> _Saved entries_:

BEGIN

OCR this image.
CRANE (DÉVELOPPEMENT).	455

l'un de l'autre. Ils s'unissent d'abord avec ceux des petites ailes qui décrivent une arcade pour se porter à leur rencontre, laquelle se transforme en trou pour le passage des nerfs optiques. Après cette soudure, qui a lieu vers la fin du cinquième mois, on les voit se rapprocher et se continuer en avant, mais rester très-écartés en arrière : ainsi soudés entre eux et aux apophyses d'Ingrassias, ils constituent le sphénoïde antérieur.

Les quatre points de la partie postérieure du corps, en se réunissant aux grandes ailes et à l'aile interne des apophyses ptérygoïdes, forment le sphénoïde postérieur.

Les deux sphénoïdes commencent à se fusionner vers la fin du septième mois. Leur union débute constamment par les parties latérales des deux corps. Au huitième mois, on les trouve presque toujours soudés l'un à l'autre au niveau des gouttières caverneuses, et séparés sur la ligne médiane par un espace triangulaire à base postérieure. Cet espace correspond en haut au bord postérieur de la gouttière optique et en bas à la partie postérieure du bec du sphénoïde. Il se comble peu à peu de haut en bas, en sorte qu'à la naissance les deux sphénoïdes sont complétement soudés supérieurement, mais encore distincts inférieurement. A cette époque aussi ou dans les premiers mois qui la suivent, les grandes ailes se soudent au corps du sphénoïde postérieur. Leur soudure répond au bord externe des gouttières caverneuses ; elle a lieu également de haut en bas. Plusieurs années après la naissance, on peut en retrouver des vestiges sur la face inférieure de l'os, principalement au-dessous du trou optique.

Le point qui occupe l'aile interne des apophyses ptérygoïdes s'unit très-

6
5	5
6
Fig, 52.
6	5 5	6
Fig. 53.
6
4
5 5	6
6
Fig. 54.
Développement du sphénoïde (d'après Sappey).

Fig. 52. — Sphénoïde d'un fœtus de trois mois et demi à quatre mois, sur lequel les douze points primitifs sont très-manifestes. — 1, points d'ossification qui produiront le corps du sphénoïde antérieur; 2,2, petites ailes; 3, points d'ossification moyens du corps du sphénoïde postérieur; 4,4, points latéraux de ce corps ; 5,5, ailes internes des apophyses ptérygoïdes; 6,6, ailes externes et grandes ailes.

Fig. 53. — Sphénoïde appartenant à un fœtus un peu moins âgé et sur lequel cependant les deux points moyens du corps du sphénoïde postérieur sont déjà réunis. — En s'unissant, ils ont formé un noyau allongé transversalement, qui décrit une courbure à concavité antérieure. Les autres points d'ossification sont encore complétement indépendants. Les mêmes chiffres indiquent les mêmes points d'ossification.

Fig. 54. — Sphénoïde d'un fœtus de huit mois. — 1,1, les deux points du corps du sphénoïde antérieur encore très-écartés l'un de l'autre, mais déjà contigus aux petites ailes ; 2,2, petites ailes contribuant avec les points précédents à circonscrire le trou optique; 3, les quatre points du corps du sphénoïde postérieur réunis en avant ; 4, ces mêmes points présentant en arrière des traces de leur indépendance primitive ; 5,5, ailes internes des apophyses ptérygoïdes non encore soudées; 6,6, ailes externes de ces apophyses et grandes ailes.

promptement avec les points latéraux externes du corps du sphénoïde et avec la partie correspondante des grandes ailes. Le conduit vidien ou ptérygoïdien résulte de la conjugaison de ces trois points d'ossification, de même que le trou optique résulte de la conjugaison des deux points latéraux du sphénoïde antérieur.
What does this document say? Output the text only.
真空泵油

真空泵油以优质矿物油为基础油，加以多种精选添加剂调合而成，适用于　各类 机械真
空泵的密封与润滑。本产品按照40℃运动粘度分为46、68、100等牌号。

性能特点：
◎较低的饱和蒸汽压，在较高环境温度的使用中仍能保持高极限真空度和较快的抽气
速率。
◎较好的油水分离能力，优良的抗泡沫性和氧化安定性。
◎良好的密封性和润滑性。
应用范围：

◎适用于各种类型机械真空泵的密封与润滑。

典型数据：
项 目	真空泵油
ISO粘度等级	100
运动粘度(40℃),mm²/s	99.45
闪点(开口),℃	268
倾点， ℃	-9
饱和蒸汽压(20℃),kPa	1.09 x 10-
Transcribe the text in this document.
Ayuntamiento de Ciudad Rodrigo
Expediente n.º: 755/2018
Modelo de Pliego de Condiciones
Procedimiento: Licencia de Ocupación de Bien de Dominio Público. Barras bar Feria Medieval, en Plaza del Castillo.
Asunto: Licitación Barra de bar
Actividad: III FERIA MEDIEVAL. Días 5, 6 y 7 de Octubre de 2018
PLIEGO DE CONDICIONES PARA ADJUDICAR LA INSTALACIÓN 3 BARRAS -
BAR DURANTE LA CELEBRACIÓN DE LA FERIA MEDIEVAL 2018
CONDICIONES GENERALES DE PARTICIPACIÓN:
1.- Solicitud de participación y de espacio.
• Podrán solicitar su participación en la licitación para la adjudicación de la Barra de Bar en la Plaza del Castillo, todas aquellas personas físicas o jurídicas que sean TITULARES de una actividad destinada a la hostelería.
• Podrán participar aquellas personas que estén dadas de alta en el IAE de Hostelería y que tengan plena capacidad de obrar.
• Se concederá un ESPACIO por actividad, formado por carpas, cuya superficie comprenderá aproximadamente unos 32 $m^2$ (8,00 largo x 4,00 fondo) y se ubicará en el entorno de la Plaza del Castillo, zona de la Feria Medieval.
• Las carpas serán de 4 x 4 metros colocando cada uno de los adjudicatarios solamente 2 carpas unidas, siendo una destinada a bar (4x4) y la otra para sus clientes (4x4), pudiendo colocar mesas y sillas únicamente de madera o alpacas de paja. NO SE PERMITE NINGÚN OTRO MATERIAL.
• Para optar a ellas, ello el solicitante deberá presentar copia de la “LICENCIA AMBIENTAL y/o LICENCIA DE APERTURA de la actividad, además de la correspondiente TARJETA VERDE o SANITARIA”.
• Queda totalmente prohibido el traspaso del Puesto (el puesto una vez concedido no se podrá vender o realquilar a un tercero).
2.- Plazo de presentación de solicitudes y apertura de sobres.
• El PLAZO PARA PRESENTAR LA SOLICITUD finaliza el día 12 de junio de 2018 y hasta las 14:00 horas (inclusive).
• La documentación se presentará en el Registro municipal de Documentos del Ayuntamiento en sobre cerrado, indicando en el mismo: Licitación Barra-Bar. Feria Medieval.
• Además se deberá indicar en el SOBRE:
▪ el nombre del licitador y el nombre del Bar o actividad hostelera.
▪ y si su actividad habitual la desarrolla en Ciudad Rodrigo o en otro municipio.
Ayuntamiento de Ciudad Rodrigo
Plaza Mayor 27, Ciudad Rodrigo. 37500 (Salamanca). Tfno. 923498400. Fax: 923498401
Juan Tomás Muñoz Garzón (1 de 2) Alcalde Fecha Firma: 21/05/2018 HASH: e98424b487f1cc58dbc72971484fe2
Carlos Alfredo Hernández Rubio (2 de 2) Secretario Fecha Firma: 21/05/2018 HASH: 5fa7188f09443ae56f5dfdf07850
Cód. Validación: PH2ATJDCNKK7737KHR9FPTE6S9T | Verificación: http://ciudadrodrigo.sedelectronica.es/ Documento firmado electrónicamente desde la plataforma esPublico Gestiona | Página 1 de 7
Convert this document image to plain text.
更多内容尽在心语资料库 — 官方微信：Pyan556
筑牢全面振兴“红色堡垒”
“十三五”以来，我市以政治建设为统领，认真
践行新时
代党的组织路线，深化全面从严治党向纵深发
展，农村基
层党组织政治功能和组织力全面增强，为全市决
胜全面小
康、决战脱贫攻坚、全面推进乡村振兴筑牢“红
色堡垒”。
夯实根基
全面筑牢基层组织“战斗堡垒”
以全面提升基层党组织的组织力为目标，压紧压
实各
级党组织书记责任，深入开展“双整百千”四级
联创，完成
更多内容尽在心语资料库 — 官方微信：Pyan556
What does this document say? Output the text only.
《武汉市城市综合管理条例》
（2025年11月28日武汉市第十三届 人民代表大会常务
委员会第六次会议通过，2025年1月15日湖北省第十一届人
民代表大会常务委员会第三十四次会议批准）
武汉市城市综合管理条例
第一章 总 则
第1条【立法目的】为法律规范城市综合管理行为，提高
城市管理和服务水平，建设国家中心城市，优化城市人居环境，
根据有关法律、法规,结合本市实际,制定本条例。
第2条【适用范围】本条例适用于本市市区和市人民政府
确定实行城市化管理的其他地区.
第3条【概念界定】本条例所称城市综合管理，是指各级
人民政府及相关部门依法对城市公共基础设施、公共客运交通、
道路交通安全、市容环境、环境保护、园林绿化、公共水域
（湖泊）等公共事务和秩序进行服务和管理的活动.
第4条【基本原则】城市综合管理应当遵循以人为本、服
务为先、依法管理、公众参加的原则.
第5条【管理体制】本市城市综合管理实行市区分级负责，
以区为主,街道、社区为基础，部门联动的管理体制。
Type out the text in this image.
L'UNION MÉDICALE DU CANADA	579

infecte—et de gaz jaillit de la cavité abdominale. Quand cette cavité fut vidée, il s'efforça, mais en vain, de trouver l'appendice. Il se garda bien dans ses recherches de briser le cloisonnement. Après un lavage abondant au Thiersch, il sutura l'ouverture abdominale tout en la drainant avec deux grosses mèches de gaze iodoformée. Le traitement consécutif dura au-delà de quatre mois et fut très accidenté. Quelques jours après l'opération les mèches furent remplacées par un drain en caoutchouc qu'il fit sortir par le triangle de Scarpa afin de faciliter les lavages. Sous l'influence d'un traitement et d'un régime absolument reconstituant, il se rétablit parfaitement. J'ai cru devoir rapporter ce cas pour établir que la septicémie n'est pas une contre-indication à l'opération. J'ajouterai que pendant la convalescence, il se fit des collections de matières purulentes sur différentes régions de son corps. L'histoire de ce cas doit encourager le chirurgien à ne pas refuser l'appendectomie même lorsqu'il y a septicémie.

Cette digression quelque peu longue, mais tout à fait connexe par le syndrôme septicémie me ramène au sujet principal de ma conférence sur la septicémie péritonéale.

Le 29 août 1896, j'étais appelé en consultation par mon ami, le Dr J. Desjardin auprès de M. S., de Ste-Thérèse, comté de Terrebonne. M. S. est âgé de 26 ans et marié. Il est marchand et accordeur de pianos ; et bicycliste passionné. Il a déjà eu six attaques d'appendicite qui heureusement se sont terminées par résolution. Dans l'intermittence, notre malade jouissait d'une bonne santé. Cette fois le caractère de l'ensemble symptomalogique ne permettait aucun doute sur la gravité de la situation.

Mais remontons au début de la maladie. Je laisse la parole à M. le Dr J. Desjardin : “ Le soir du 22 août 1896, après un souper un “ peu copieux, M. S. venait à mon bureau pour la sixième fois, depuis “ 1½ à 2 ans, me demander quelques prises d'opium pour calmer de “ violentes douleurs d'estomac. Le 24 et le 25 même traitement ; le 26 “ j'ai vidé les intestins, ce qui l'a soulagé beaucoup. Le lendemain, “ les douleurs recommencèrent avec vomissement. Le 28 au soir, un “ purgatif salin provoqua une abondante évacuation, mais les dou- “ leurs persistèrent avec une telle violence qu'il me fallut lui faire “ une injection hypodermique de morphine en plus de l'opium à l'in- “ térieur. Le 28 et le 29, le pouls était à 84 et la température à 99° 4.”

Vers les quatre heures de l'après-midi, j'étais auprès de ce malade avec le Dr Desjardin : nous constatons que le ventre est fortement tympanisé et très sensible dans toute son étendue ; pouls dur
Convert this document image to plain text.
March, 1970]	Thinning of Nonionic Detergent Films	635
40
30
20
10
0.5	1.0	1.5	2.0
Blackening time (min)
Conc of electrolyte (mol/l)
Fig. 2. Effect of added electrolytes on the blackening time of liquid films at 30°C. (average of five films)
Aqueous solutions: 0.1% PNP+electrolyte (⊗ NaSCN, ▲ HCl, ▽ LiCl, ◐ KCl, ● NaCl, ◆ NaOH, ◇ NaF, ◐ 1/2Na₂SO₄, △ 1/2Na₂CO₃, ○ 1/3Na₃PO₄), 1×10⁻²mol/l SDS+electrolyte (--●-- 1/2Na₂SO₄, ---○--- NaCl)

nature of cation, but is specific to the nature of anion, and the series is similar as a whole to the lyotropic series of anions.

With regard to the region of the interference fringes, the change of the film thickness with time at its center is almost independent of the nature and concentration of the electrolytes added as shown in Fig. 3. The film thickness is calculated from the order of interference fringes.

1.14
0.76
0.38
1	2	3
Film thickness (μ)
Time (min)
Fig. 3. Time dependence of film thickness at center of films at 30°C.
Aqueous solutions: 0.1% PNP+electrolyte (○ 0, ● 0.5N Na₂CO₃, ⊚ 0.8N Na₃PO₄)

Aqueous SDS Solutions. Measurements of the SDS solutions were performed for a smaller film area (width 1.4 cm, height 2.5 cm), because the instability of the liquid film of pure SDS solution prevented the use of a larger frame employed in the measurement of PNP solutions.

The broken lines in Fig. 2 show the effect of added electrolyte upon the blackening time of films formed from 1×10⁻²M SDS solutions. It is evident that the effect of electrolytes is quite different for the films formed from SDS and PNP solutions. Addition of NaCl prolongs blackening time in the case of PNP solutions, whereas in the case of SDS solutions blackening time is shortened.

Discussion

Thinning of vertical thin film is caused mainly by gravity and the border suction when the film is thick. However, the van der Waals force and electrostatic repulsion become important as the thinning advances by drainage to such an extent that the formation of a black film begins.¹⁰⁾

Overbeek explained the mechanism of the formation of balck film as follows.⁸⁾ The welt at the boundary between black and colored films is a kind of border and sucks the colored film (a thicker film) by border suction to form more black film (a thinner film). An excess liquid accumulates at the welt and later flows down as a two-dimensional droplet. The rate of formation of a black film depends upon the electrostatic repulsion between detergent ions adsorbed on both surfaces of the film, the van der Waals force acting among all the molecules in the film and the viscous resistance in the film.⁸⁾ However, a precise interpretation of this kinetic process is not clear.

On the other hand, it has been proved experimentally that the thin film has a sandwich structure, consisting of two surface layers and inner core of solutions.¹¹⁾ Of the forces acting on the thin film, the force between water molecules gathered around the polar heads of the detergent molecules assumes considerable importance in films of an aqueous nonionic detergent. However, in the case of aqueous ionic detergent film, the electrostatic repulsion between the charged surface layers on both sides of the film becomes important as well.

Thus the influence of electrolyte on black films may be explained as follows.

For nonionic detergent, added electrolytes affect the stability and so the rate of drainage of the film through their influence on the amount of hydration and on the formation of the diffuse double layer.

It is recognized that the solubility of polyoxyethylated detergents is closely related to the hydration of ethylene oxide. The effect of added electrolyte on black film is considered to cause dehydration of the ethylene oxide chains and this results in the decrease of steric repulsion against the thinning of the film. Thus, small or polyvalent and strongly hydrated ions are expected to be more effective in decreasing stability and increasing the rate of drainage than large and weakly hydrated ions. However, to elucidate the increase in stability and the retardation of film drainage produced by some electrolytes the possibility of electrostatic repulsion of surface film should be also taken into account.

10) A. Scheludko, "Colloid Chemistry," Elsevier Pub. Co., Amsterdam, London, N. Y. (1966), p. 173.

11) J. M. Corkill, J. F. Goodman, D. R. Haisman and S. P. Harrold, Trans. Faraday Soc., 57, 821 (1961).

END

> _Problem requirements_: Looking at the data above, show all lines where the word "image" occurs.

> _The output_:
OCR this image.
Convert this document image to plain text.
Type out the text in this image.
Convert this document image to plain text.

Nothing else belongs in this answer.